▸ **DATA RECORDS**

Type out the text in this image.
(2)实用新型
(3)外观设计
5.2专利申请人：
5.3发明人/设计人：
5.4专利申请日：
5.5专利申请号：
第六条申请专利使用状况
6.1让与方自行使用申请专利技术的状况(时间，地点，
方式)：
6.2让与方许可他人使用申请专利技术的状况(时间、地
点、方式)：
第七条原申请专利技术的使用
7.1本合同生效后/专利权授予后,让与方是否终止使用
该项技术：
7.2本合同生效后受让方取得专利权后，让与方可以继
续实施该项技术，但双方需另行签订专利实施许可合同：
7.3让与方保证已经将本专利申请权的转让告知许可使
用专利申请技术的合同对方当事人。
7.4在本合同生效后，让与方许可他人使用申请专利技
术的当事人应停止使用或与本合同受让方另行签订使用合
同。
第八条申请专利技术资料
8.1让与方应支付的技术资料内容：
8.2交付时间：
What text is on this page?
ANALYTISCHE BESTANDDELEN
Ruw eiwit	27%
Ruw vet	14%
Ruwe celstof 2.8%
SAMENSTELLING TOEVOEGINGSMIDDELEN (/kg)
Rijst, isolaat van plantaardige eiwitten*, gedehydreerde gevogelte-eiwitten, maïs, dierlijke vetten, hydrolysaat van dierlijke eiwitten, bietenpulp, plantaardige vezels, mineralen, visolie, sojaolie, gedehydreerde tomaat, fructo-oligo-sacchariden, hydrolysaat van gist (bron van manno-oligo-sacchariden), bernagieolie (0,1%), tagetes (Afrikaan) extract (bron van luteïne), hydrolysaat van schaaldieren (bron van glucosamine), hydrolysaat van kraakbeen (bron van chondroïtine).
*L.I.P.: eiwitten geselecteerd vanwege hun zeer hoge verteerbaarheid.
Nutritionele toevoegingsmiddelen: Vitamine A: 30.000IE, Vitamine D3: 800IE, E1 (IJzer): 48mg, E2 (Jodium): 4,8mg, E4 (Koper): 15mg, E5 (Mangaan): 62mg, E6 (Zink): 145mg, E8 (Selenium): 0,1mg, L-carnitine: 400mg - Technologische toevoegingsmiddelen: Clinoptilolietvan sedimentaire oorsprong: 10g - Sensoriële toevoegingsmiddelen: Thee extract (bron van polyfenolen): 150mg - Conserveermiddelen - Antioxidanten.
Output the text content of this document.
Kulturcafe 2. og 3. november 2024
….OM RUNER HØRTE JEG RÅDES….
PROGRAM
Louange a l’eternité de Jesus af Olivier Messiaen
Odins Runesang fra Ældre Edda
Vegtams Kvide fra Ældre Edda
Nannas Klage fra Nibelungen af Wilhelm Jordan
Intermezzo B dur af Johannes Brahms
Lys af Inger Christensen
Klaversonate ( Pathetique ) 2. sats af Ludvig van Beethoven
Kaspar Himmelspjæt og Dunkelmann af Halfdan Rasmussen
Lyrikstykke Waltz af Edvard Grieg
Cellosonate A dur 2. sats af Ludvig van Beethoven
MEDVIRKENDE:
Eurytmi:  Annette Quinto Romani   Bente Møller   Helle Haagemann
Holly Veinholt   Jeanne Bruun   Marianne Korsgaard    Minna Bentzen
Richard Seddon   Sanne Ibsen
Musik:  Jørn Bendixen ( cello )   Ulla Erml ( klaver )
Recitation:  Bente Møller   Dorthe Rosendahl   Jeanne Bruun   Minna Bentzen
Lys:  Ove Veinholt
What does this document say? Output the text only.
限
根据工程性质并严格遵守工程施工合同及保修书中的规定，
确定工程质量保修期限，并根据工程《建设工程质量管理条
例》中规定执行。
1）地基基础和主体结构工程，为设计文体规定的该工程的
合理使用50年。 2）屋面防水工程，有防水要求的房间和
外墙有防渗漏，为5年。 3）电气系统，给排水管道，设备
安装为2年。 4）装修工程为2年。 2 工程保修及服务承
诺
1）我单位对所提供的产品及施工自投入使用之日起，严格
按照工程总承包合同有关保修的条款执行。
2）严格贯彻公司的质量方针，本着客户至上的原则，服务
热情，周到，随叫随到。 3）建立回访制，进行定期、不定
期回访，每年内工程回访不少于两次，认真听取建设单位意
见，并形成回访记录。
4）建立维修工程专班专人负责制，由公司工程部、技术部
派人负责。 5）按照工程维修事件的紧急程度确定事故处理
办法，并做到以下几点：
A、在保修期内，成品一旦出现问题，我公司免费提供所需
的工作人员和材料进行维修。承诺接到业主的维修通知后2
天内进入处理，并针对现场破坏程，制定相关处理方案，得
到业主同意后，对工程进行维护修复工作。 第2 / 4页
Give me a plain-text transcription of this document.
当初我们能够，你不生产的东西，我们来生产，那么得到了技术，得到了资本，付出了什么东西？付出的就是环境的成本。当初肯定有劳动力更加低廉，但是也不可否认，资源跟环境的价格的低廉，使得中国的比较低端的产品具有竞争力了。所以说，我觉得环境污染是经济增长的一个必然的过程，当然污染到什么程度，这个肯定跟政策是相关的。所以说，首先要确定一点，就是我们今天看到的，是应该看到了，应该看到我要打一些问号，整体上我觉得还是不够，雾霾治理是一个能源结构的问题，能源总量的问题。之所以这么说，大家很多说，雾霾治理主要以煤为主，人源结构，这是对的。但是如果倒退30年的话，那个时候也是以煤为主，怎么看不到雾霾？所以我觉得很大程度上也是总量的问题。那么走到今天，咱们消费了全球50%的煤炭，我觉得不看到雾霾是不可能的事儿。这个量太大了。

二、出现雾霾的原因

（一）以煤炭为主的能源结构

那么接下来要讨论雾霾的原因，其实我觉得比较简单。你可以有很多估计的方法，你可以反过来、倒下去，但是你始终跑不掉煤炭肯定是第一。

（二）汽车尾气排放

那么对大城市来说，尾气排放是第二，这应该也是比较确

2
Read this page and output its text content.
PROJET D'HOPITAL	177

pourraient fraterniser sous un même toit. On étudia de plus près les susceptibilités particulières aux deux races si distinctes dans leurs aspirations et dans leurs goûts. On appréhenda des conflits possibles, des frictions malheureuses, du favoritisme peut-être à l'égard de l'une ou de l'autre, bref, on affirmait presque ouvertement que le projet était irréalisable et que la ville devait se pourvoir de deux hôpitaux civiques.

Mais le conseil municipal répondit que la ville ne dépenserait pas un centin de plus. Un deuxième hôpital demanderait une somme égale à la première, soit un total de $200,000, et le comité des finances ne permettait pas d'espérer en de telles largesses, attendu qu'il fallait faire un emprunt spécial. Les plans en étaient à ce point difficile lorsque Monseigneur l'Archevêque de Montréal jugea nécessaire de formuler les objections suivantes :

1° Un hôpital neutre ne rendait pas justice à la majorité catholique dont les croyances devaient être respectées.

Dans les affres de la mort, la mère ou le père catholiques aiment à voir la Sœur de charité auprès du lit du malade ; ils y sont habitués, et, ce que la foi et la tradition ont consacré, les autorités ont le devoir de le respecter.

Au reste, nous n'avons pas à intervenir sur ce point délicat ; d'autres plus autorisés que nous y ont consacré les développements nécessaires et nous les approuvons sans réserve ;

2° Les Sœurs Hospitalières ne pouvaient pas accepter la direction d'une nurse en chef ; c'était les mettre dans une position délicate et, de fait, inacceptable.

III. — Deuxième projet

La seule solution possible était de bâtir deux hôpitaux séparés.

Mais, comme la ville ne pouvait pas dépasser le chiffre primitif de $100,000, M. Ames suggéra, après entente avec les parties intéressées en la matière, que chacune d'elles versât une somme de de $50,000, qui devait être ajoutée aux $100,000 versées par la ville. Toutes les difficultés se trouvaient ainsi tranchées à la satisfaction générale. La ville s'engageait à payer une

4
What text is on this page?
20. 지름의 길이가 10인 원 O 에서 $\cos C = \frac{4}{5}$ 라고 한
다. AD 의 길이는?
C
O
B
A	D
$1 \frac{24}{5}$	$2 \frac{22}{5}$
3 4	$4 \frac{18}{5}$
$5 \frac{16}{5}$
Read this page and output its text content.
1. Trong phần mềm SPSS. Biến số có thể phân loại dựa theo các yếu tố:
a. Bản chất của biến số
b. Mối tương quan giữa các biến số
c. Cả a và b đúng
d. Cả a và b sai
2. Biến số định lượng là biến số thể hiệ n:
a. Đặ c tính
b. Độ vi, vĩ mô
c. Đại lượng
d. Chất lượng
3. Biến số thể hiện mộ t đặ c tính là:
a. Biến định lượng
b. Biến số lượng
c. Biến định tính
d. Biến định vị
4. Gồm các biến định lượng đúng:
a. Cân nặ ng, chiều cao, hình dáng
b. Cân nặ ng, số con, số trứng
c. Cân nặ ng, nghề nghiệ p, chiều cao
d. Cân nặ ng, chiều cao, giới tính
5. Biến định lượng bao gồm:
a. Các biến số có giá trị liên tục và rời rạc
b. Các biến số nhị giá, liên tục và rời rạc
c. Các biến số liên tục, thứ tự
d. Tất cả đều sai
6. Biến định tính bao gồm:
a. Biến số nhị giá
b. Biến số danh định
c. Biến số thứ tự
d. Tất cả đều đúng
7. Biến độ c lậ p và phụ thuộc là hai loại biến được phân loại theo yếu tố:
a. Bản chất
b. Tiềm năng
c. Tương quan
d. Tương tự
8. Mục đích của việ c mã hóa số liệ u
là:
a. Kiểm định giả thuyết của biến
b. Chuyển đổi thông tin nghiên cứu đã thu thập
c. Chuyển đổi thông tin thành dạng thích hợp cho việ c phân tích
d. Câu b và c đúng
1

▸ **WHAT TO PRODUCE**
Pull out all lines containing "text".

▸ **RESPONSE TO THE TASK**
Type out the text in this image.
What text is on this page?
Output the text content of this document.
What does this document say? Output the text only.
Give me a plain-text transcription of this document.
Read this page and output its text content.
What text is on this page?
Read this page and output its text content.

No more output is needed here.